● **DIRECTIONS**
Transcribe the entries below exactly.

● **Records that describe figures**
--------------------------------------------------
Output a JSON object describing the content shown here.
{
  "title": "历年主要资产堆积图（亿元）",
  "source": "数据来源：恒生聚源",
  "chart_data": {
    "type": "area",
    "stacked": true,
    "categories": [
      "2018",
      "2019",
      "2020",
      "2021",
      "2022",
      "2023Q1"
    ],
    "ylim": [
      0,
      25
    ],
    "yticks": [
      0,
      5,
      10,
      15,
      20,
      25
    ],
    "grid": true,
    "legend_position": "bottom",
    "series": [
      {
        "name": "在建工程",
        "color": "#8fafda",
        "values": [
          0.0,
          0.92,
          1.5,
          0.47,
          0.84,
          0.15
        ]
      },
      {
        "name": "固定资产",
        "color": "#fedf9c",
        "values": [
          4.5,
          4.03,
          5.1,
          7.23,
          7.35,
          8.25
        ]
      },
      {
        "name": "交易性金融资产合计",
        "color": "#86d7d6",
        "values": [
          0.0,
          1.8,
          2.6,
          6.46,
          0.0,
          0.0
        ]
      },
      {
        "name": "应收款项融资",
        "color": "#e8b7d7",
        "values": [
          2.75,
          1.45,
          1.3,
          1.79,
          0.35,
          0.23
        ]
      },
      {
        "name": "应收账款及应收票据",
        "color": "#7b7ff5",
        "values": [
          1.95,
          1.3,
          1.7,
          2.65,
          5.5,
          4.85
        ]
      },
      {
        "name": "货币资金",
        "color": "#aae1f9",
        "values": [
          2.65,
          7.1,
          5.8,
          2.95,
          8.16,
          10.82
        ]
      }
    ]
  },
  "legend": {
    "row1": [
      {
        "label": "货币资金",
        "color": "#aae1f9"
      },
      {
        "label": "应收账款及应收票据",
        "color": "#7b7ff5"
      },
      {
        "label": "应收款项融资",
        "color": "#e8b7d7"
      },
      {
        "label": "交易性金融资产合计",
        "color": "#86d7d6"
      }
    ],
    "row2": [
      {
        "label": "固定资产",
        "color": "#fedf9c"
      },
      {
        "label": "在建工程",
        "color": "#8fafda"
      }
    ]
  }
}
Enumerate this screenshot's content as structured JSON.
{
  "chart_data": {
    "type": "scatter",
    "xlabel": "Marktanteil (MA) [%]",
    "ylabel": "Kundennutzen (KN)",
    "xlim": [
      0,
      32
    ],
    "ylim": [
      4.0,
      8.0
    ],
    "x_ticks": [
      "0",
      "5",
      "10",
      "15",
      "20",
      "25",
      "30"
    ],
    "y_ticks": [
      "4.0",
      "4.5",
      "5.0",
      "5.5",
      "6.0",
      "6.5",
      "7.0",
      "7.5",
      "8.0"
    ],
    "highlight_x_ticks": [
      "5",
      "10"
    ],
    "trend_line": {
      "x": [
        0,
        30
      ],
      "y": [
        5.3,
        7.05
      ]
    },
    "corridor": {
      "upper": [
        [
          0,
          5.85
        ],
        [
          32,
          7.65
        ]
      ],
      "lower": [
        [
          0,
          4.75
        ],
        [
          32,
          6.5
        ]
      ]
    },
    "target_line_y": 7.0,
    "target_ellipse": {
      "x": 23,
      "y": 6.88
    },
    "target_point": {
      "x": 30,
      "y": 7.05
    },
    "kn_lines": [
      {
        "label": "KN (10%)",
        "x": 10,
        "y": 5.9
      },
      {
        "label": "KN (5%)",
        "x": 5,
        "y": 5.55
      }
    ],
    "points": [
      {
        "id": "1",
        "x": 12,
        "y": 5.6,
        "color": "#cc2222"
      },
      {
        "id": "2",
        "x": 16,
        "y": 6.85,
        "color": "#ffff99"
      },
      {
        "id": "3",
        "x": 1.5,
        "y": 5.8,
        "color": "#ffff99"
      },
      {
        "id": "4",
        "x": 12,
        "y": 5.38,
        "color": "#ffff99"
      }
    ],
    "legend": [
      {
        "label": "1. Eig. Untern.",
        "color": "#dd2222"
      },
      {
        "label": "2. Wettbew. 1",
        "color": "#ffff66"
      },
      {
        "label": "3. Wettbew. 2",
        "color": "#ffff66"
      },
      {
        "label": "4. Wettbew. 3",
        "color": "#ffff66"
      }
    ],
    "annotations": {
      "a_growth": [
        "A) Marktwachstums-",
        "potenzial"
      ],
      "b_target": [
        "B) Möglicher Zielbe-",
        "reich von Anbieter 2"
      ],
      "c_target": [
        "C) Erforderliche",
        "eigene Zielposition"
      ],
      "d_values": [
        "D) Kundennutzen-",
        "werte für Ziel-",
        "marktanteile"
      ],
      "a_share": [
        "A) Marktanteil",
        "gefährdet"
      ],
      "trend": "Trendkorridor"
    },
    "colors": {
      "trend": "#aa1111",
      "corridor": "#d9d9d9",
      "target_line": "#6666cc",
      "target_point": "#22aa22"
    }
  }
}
--------------------------------------------------
● **ANSWER TO THIS PROBLEM**
Output a JSON object describing the content shown here.
{
  "title": "历年主要资产堆积图（亿元）",
  "source": "数据来源：恒生聚源",
  "chart_data": {
    "type": "area",
    "stacked": true,
    "categories": [
      "2018",
      "2019",
      "2020",
      "2021",
      "2022",
      "2023Q1"
    ],
    "ylim": [
      0,
      25
    ],
    "yticks": [
      0,
      5,
      10,
      15,
      20,
      25
    ],
    "grid": true,
    "legend_position": "bottom",
    "series": [
      {
        "name": "在建工程",
        "color": "#8fafda",
        "values": [
          0.0,
          0.92,
          1.5,
          0.47,
          0.84,
          0.15
        ]
      },
      {
        "name": "固定资产",
        "color": "#fedf9c",
        "values": [
          4.5,
          4.03,
          5.1,
          7.23,
          7.35,
          8.25
        ]
      },
      {
        "name": "交易性金融资产合计",
        "color": "#86d7d6",
        "values": [
          0.0,
          1.8,
          2.6,
          6.46,
          0.0,
          0.0
        ]
      },
      {
        "name": "应收款项融资",
        "color": "#e8b7d7",
        "values": [
          2.75,
          1.45,
          1.3,
          1.79,
          0.35,
          0.23
        ]
      },
      {
        "name": "应收账款及应收票据",
        "color": "#7b7ff5",
        "values": [
          1.95,
          1.3,
          1.7,
          2.65,
          5.5,
          4.85
        ]
      },
      {
        "name": "货币资金",
        "color": "#aae1f9",
        "values": [
          2.65,
          7.1,
          5.8,
          2.95,
          8.16,
          10.82
        ]
      }
    ]
  },
  "legend": {
    "row1": [
      {
        "label": "货币资金",
        "color": "#aae1f9"
      },
      {
        "label": "应收账款及应收票据",
        "color": "#7b7ff5"
      },
      {
        "label": "应收款项融资",
        "color": "#e8b7d7"
      },
      {
        "label": "交易性金融资产合计",
        "color": "#86d7d6"
      }
    ],
    "row2": [
      {
        "label": "固定资产",
        "color": "#fedf9c"
      },
      {
        "label": "在建工程",
        "color": "#8fafda"
      }
    ]
  }
}
Enumerate this screenshot's content as structured JSON.
{
  "chart_data": {
    "type": "scatter",
    "xlabel": "Marktanteil (MA) [%]",
    "ylabel": "Kundennutzen (KN)",
    "xlim": [
      0,
      32
    ],
    "ylim": [
      4.0,
      8.0
    ],
    "x_ticks": [
      "0",
      "5",
      "10",
      "15",
      "20",
      "25",
      "30"
    ],
    "y_ticks": [
      "4.0",
      "4.5",
      "5.0",
      "5.5",
      "6.0",
      "6.5",
      "7.0",
      "7.5",
      "8.0"
    ],
    "highlight_x_ticks": [
      "5",
      "10"
    ],
    "trend_line": {
      "x": [
        0,
        30
      ],
      "y": [
        5.3,
        7.05
      ]
    },
    "corridor": {
      "upper": [
        [
          0,
          5.85
        ],
        [
          32,
          7.65
        ]
      ],
      "lower": [
        [
          0,
          4.75
        ],
        [
          32,
          6.5
        ]
      ]
    },
    "target_line_y": 7.0,
    "target_ellipse": {
      "x": 23,
      "y": 6.88
    },
    "target_point": {
      "x": 30,
      "y": 7.05
    },
    "kn_lines": [
      {
        "label": "KN (10%)",
        "x": 10,
        "y": 5.9
      },
      {
        "label": "KN (5%)",
        "x": 5,
        "y": 5.55
      }
    ],
    "points": [
      {
        "id": "1",
        "x": 12,
        "y": 5.6,
        "color": "#cc2222"
      },
      {
        "id": "2",
        "x": 16,
        "y": 6.85,
        "color": "#ffff99"
      },
      {
        "id": "3",
        "x": 1.5,
        "y": 5.8,
        "color": "#ffff99"
      },
      {
        "id": "4",
        "x": 12,
        "y": 5.38,
        "color": "#ffff99"
      }
    ],
    "legend": [
      {
        "label": "1. Eig. Untern.",
        "color": "#dd2222"
      },
      {
        "label": "2. Wettbew. 1",
        "color": "#ffff66"
      },
      {
        "label": "3. Wettbew. 2",
        "color": "#ffff66"
      },
      {
        "label": "4. Wettbew. 3",
        "color": "#ffff66"
      }
    ],
    "annotations": {
      "a_growth": [
        "A) Marktwachstums-",
        "potenzial"
      ],
      "b_target": [
        "B) Möglicher Zielbe-",
        "reich von Anbieter 2"
      ],
      "c_target": [
        "C) Erforderliche",
        "eigene Zielposition"
      ],
      "d_values": [
        "D) Kundennutzen-",
        "werte für Ziel-",
        "marktanteile"
      ],
      "a_share": [
        "A) Marktanteil",
        "gefährdet"
      ],
      "trend": "Trendkorridor"
    },
    "colors": {
      "trend": "#aa1111",
      "corridor": "#d9d9d9",
      "target_line": "#6666cc",
      "target_point": "#22aa22"
    }
  }
}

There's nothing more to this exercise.